Request: Take the material below and retype it in full; pictures are left out.

Records shown:
■ ■ ■ ■ ■

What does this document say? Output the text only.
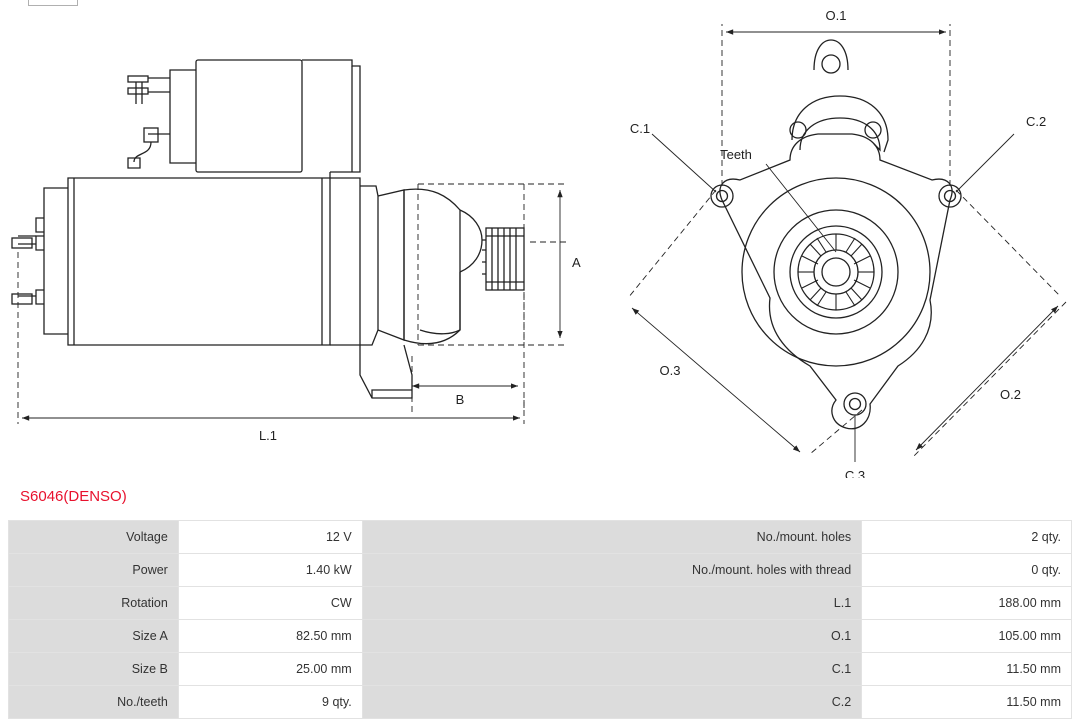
A
B
L.1
O.1
O.2
O.3
C.1	C.2
C.3
Teeth
S6046(DENSO)
Voltage	12 V	No./mount. holes	2 qty.
Power	1.40 kW	No./mount. holes with thread	0 qty.
Rotation	CW	L.1	188.00 mm
Size A	82.50 mm	O.1	105.00 mm
Size B	25.00 mm	C.1	11.50 mm
No./teeth	9 qty.	C.2	11.50 mm
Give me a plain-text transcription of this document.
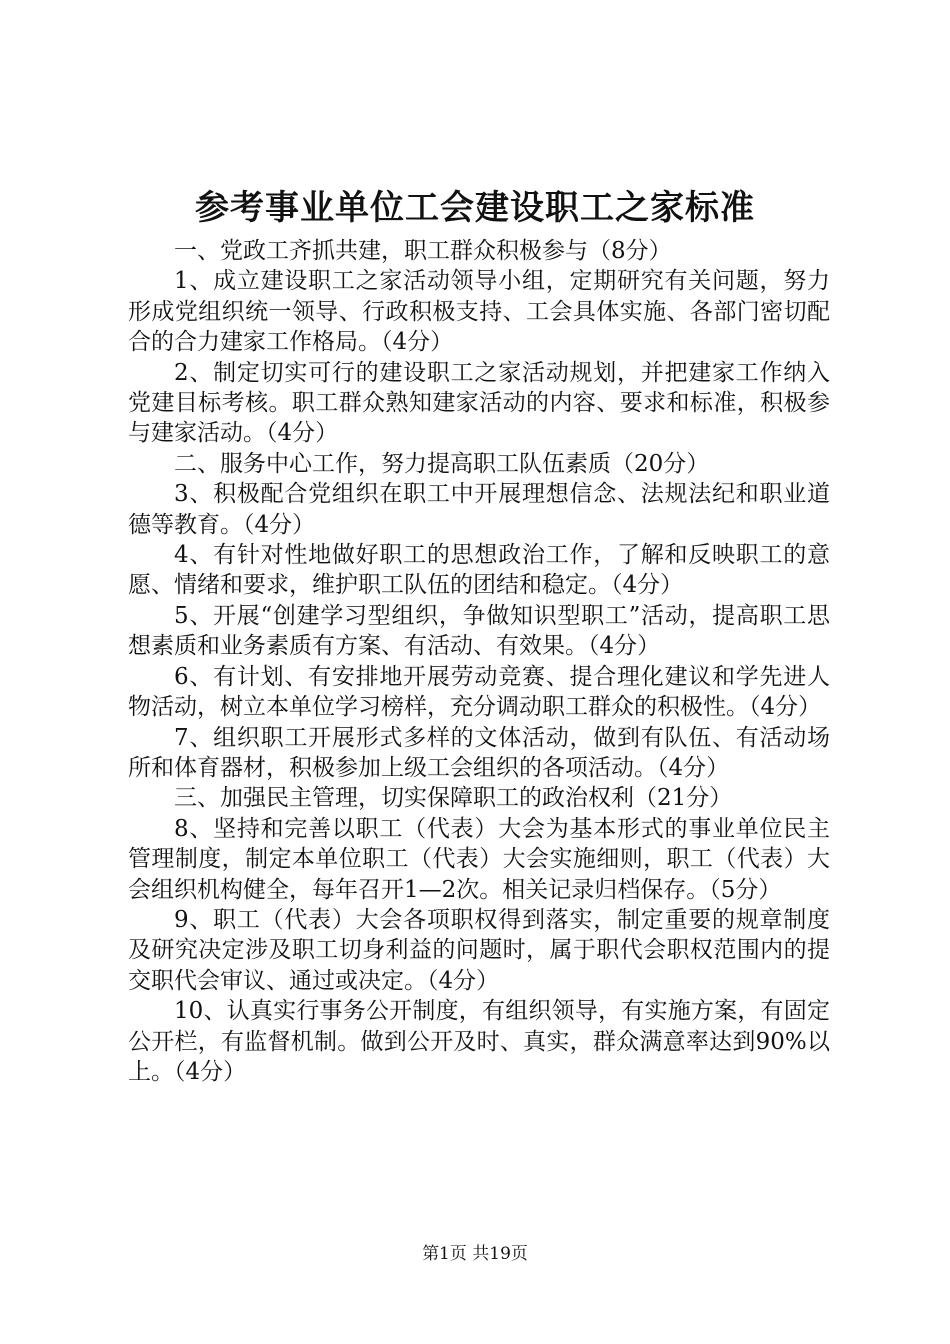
参考事业单位工会建设职工之家标准

一、党政工齐抓共建，职工群众积极参与（8分）

1、成立建设职工之家活动领导小组，定期研究有关问题，努力形成党组织统一领导、行政积极支持、工会具体实施、各部门密切配合的合力建家工作格局。（4分）

2、制定切实可行的建设职工之家活动规划，并把建家工作纳入党建目标考核。职工群众熟知建家活动的内容、要求和标准，积极参与建家活动。（4分）

二、服务中心工作，努力提高职工队伍素质（20分）

3、积极配合党组织在职工中开展理想信念、法规法纪和职业道德等教育。（4分）

4、有针对性地做好职工的思想政治工作，了解和反映职工的意愿、情绪和要求，维护职工队伍的团结和稳定。（4分）

5、开展“创建学习型组织，争做知识型职工”活动，提高职工思想素质和业务素质有方案、有活动、有效果。（4分）

6、有计划、有安排地开展劳动竞赛、提合理化建议和学先进人物活动，树立本单位学习榜样，充分调动职工群众的积极性。（4分）

7、组织职工开展形式多样的文体活动，做到有队伍、有活动场所和体育器材，积极参加上级工会组织的各项活动。（4分）

三、加强民主管理，切实保障职工的政治权利（21分）

8、坚持和完善以职工（代表）大会为基本形式的事业单位民主管理制度，制定本单位职工（代表）大会实施细则，职工（代表）大会组织机构健全，每年召开1—2次。相关记录归档保存。（5分）

9、职工（代表）大会各项职权得到落实，制定重要的规章制度及研究决定涉及职工切身利益的问题时，属于职代会职权范围内的提交职代会审议、通过或决定。（4分）

10、认真实行事务公开制度，有组织领导，有实施方案，有固定公开栏，有监督机制。做到公开及时、真实，群众满意率达到90%以上。（4分）

第1页 共19页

■ ■ ■ ■ ■

Reply to the exercise:
What does this document say? Output the text only.
A
B
L.1
O.1
O.2
O.3
C.1	C.2
C.3
Teeth
S6046(DENSO)
Voltage	12 V	No./mount. holes	2 qty.
Power	1.40 kW	No./mount. holes with thread	0 qty.
Rotation	CW	L.1	188.00 mm
Size A	82.50 mm	O.1	105.00 mm
Size B	25.00 mm	C.1	11.50 mm
No./teeth	9 qty.	C.2	11.50 mm
Give me a plain-text transcription of this document.
参考事业单位工会建设职工之家标准

一、党政工齐抓共建，职工群众积极参与（8分）

1、成立建设职工之家活动领导小组，定期研究有关问题，努力形成党组织统一领导、行政积极支持、工会具体实施、各部门密切配合的合力建家工作格局。（4分）

2、制定切实可行的建设职工之家活动规划，并把建家工作纳入党建目标考核。职工群众熟知建家活动的内容、要求和标准，积极参与建家活动。（4分）

二、服务中心工作，努力提高职工队伍素质（20分）

3、积极配合党组织在职工中开展理想信念、法规法纪和职业道德等教育。（4分）

4、有针对性地做好职工的思想政治工作，了解和反映职工的意愿、情绪和要求，维护职工队伍的团结和稳定。（4分）

5、开展“创建学习型组织，争做知识型职工”活动，提高职工思想素质和业务素质有方案、有活动、有效果。（4分）

6、有计划、有安排地开展劳动竞赛、提合理化建议和学先进人物活动，树立本单位学习榜样，充分调动职工群众的积极性。（4分）

7、组织职工开展形式多样的文体活动，做到有队伍、有活动场所和体育器材，积极参加上级工会组织的各项活动。（4分）

三、加强民主管理，切实保障职工的政治权利（21分）

8、坚持和完善以职工（代表）大会为基本形式的事业单位民主管理制度，制定本单位职工（代表）大会实施细则，职工（代表）大会组织机构健全，每年召开1—2次。相关记录归档保存。（5分）

9、职工（代表）大会各项职权得到落实，制定重要的规章制度及研究决定涉及职工切身利益的问题时，属于职代会职权范围内的提交职代会审议、通过或决定。（4分）

10、认真实行事务公开制度，有组织领导，有实施方案，有固定公开栏，有监督机制。做到公开及时、真实，群众满意率达到90%以上。（4分）

第1页 共19页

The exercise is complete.